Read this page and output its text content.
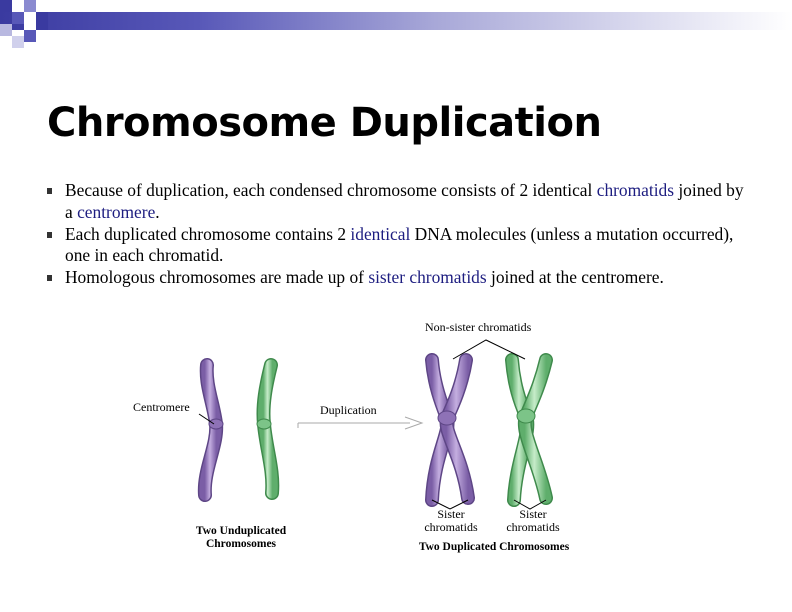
Chromosome Duplication
Because of duplication, each condensed chromosome consists of 2 identical chromatids joined by a centromere.
Each duplicated chromosome contains 2 identical DNA molecules (unless a mutation occurred), one in each chromatid.
Homologous chromosomes are made up of sister chromatids joined at the centromere.
Non-sister chromatids
Centromere	Duplication
Sister chromatids
Sister chromatids
Two Unduplicated Chromosomes	Two Duplicated Chromosomes
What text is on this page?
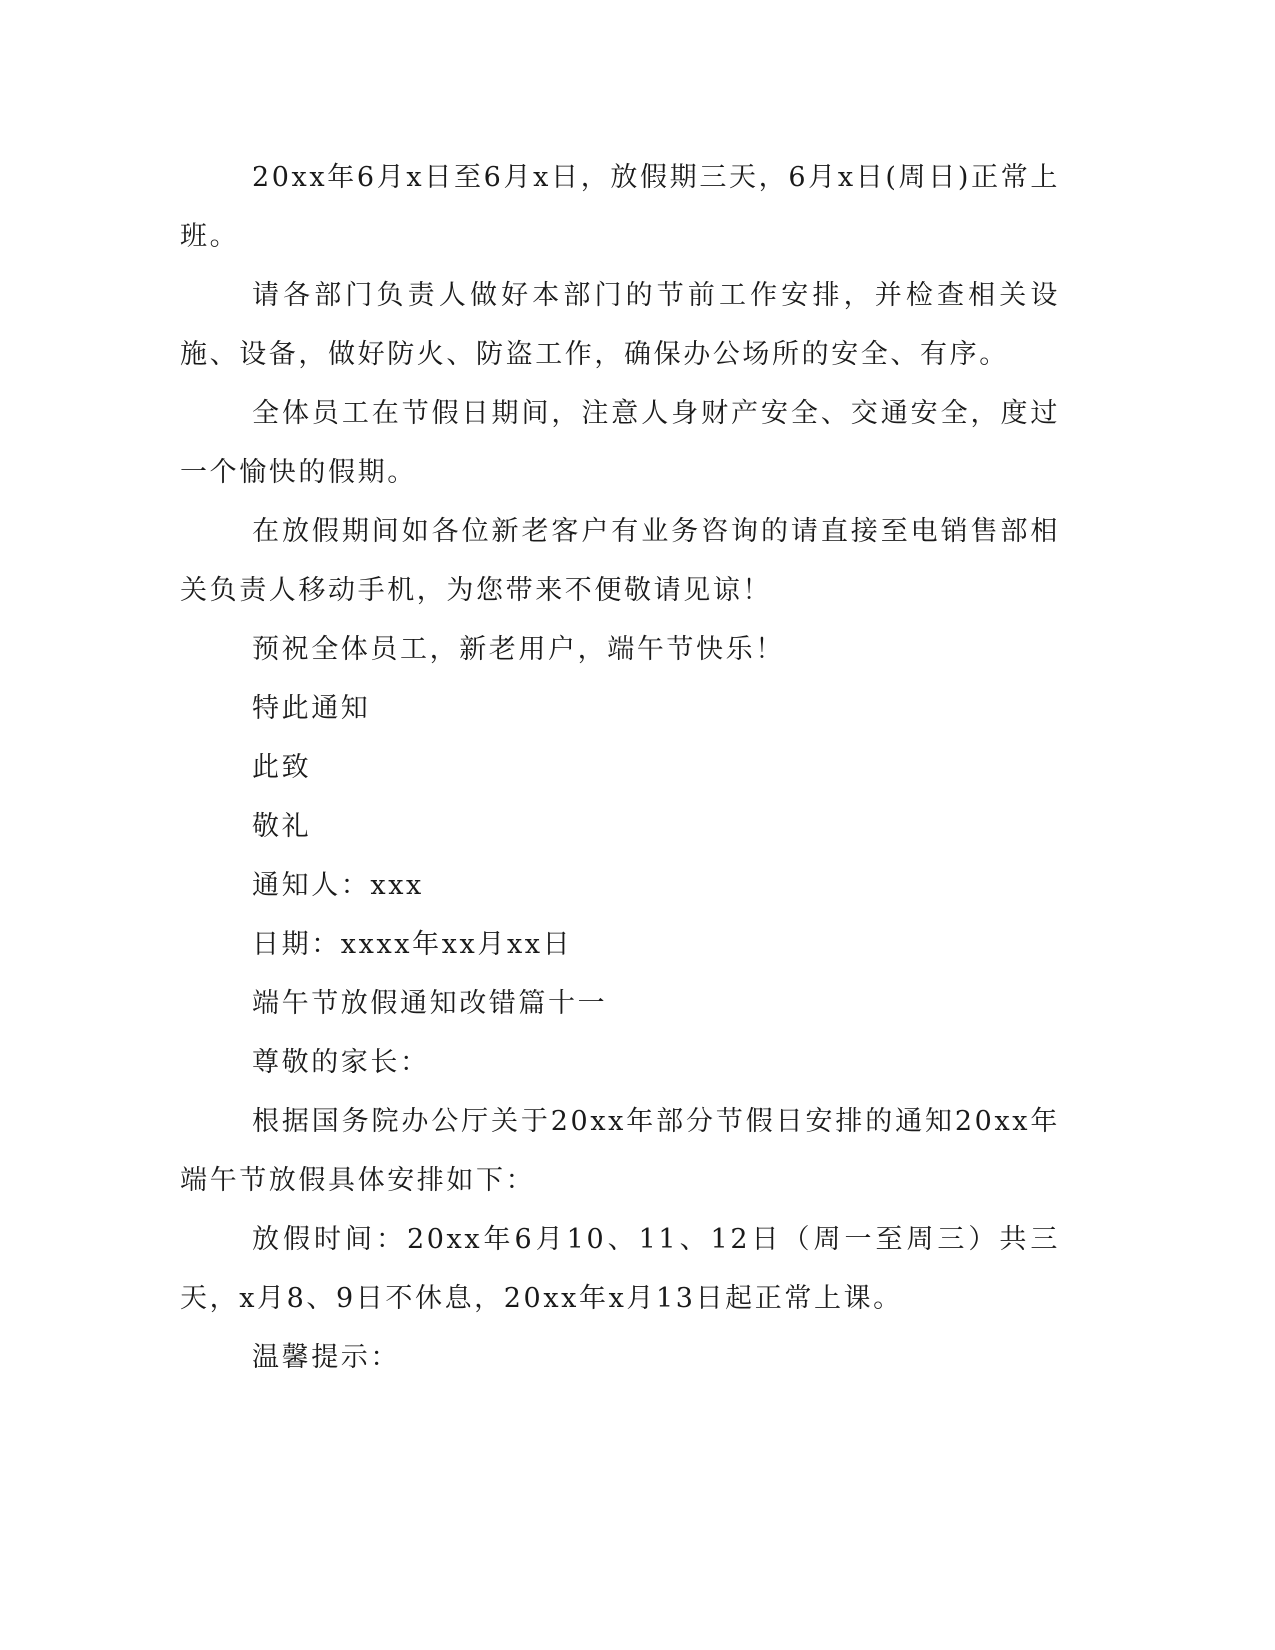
20xx年6月x日至6月x日，放假期三天，6月x日(周日)正常上班。

请各部门负责人做好本部门的节前工作安排，并检查相关设施、设备，做好防火、防盗工作，确保办公场所的安全、有序。

全体员工在节假日期间，注意人身财产安全、交通安全，度过一个愉快的假期。

在放假期间如各位新老客户有业务咨询的请直接至电销售部相关负责人移动手机，为您带来不便敬请见谅！

预祝全体员工，新老用户，端午节快乐！

特此通知

此致

敬礼

通知人：xxx

日期：xxxx年xx月xx日

端午节放假通知改错篇十一

尊敬的家长：

根据国务院办公厅关于20xx年部分节假日安排的通知20xx年端午节放假具体安排如下：

放假时间：20xx年6月10、11、12日（周一至周三）共三天，x月8、9日不休息，20xx年x月13日起正常上课。

温馨提示：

= = =

From the listing above, collect each line in which the string "joined" appears.

## [Result of this exercise]
Because of duplication, each condensed chromosome consists of 2 identical chromatids joined by a centromere.
Homologous chromosomes are made up of sister chromatids joined at the centromere.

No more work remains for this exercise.